| GIVEN TASK |
Copy every line of the entries that includes the word "kbar".

| DATA |
────────

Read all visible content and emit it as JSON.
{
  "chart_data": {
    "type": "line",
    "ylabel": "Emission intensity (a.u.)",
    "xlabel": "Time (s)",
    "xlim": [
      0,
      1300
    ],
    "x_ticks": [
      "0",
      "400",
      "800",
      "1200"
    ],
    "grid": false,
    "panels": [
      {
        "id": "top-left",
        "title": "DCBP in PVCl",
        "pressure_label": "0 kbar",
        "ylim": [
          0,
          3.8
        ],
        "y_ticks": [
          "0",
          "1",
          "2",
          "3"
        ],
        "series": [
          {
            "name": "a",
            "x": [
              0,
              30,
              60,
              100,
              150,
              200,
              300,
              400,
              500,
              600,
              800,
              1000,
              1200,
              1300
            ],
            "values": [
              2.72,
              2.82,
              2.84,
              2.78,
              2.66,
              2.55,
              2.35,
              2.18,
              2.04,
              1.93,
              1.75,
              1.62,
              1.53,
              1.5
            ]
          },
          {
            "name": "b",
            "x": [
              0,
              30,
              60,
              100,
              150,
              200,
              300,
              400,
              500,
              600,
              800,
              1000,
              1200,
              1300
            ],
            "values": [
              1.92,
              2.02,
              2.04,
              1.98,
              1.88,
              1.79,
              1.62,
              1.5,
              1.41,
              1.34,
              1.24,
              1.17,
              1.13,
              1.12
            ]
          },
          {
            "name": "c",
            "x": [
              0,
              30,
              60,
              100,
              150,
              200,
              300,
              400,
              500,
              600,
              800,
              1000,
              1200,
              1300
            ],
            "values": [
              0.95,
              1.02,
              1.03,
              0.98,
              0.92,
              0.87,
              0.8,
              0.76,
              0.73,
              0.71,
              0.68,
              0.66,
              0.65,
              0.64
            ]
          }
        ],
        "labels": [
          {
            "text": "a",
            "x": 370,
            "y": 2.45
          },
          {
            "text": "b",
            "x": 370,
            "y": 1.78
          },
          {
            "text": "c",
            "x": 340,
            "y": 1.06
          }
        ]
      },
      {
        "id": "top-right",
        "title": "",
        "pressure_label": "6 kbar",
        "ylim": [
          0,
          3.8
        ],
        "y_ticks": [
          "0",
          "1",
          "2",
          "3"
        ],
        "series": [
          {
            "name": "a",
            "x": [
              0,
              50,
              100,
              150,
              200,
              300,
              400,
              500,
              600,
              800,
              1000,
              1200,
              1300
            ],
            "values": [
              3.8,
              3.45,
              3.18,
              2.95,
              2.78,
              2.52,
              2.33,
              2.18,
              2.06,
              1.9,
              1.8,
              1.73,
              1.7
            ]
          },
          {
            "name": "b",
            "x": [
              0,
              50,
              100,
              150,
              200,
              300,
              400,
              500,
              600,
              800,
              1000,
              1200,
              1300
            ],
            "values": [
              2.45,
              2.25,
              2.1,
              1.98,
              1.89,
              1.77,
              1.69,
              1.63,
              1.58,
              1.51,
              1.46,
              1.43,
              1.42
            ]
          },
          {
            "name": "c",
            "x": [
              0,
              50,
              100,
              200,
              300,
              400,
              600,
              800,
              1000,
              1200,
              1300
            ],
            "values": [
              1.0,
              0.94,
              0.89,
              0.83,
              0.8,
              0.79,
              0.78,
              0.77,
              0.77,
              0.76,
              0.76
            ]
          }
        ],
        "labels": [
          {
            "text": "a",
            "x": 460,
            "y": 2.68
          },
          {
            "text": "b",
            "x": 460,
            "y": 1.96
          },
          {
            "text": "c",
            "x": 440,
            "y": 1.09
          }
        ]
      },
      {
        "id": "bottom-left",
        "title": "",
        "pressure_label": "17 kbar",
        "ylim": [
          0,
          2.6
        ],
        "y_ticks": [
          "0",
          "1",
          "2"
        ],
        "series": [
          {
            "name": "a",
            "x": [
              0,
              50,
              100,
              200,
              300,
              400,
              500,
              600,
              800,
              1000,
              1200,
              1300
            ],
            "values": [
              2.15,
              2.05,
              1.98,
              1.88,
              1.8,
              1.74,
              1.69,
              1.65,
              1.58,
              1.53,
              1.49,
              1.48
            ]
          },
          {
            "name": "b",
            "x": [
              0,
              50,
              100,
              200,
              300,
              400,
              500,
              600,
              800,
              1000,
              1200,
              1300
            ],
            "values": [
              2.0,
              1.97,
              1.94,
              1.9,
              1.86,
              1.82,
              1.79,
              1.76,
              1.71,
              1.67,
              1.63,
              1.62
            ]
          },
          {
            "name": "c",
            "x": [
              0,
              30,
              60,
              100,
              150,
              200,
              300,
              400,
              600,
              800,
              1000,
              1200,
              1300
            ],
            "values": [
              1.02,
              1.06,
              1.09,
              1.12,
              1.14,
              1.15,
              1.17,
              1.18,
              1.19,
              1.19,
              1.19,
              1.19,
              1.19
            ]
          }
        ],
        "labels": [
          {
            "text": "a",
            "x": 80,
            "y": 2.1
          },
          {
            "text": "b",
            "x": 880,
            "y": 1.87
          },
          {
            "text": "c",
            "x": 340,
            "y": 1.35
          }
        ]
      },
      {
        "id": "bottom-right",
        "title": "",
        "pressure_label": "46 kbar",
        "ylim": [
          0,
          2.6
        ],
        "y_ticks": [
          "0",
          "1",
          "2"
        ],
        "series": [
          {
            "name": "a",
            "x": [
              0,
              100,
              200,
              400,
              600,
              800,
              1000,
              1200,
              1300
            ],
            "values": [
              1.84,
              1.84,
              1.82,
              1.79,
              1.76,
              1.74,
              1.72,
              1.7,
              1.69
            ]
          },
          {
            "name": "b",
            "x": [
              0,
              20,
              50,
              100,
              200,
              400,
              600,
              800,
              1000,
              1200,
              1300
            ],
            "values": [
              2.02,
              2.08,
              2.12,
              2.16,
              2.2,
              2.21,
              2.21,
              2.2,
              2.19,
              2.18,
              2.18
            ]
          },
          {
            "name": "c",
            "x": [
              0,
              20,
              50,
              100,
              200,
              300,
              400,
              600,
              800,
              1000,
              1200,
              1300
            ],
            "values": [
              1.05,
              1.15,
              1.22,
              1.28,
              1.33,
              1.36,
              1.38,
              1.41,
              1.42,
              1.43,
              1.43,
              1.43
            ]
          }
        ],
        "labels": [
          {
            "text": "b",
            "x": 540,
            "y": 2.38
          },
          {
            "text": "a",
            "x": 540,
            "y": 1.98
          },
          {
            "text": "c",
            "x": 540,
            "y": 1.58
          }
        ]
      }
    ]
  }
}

────────

| REPLY TO THE EXERCISE |
        "pressure_label": "0 kbar",
        "pressure_label": "6 kbar",
        "pressure_label": "17 kbar",
        "pressure_label": "46 kbar",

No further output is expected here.